» Work to complete:
[a] Output the part of the LambdaStack design notes that begins at the words "LambdaStack Health Monitor" and stops after "through configuration file.".
[b] In the LambdaStack design notes, condense the paragraph beginning "Service will be installed and used" into a short bulleted list that keeps its main facts.
[c] Resume the LambdaStack design notes, picking up right after their final sentence.

====== Provided text

Some of these date back to older versions but efforts are made to keep the most important - sometimes :)

LambdaStack Health Monitor service design proposal

Affected version: 0.6.x/0.7.x

Goals

Provide service that will be monitoring components (Kubernetes, Docker, Kafka, EFK, Prometheus, etc.) deployed using LambdaStack.

Use cases

Service will be installed and used on Virtual Machines/Bare Metal on Ubuntu and RedHat (systemd service). Health Monitor will check status of components that were installed on the cluster. Combinations of those components can be different and will be provided to the service through configuration file.

Components that Health Monitor should check:

• Kubernetes (kubelet)*
• Query Kubernetes health endpoint (/healthz)*
• Docker*
• Query Docker stats*
• PostgreSQL
• HAProxy
• Prometheus
• Kafka
• ZooKeeper
• ElasticSearch
• RabbitMQ

* means MVP version.

Health Monitor exposes endpoint that is compliant with Prometheus metrics format and serves data about health checks. This endpoint should listen on the configurable port (default 98XX).

Design proposal

TODO

2.10 - Infrastructure

Some of these date back to older versions but efforts are made to keep the most important - sometimes :)

Cloud resources naming convention

This document describes recommendations how to name infrastructure resources that are usually created by Terraform. Unifying resource names allows easily identify and search for any resource even if no specific tags were provided.

============
====== Data section

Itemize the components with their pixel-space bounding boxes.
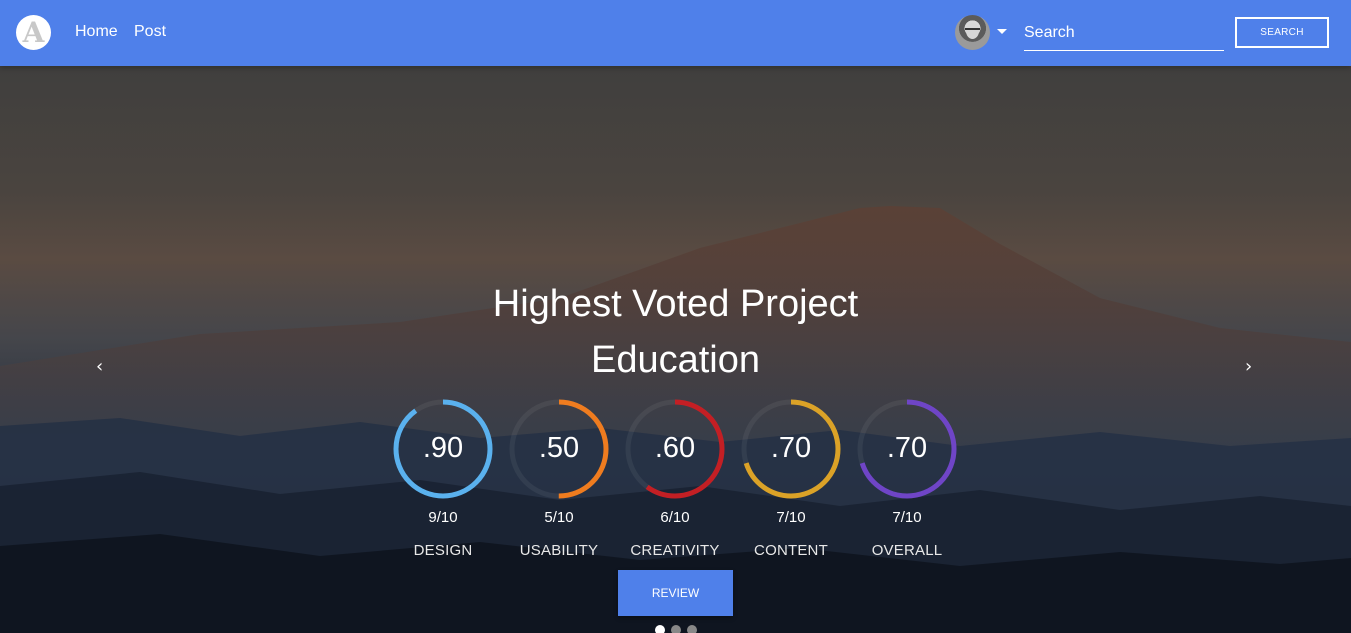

============

» Results for each task:
[a]
LambdaStack Health Monitor service design proposal

Affected version: 0.6.x/0.7.x

Goals

Provide service that will be monitoring components (Kubernetes, Docker, Kafka, EFK, Prometheus, etc.) deployed using LambdaStack.

Use cases

Service will be installed and used on Virtual Machines/Bare Metal on Ubuntu and RedHat (systemd service). Health Monitor will check status of components that were installed on the cluster. Combinations of those components can be different and will be provided to the service through configuration file.

[b]
- Runs as a systemd service on virtual machines or bare metal with Ubuntu or RedHat.
- Checks the status of the components installed on the cluster.
- The set of components to check can vary and is supplied through a configuration file.

[c]
Listed points are based on development of LambdaStack modules and best practices provided by Microsoft Azure.

In general resource name should match following schema:

<prefix>-<resource_type>-<index>

Prefix

LambdaStack modules are developed in the way that allows user specify a prefix for created resources. This approach gives such benefits as ordered sorting and identifying who is the owner of the resource. Prefix can include following parts with a dash - as a delimiter.

Resource type

Resource type is a short name of resource that is going to be created. Examples:

• rg: resource group
• nsg: network security group
• rt-private: route table for private networking

Index

Index is a serial number of the resource. If single resource is created, 0 is used as a value.

2.11 - Kubernetes/Vault Integration

Some of these date back to older versions but efforts are made to keep the most important - sometimes :)

LambdaStack Kubernetes with Hashicorp Vault integration

Affected version: 0.7.x

1. Introduction

We want to provide integration of Kubernetes with Hashicorp Vault with couple of different modes:

1. vault - prod/dev mode without https
2. vault - prod/dev mode with https
3. vault - cluster with raft storage

We are not providing vault in vault development mode as this doesn't provide data persitency.

If user would like then can use automatic injecting of secrets into Kubernetes pods with usage of sidecar integration provided by Hashicorp Vault agent. Sidecar will based on annotations for pods inject secrets as files to annotated pods.

2. Goal

In LambdaStack you can use Kubernetes secrets stored in etcd. We want to provide integration with Hashicorp Vault to provide additional security for secrets used inside applications running in LambdaStack and also provide possibilty of usage safely secrets for components that are running outside of Kubernetes cluster.

3. Design proposals

In all deployment models vault is installed outside Kubernetes cluster as a separate service. There is a possibility of usage Hashicorp Vault deployed on Kubernetes cluster but this scenario is not covered in this document.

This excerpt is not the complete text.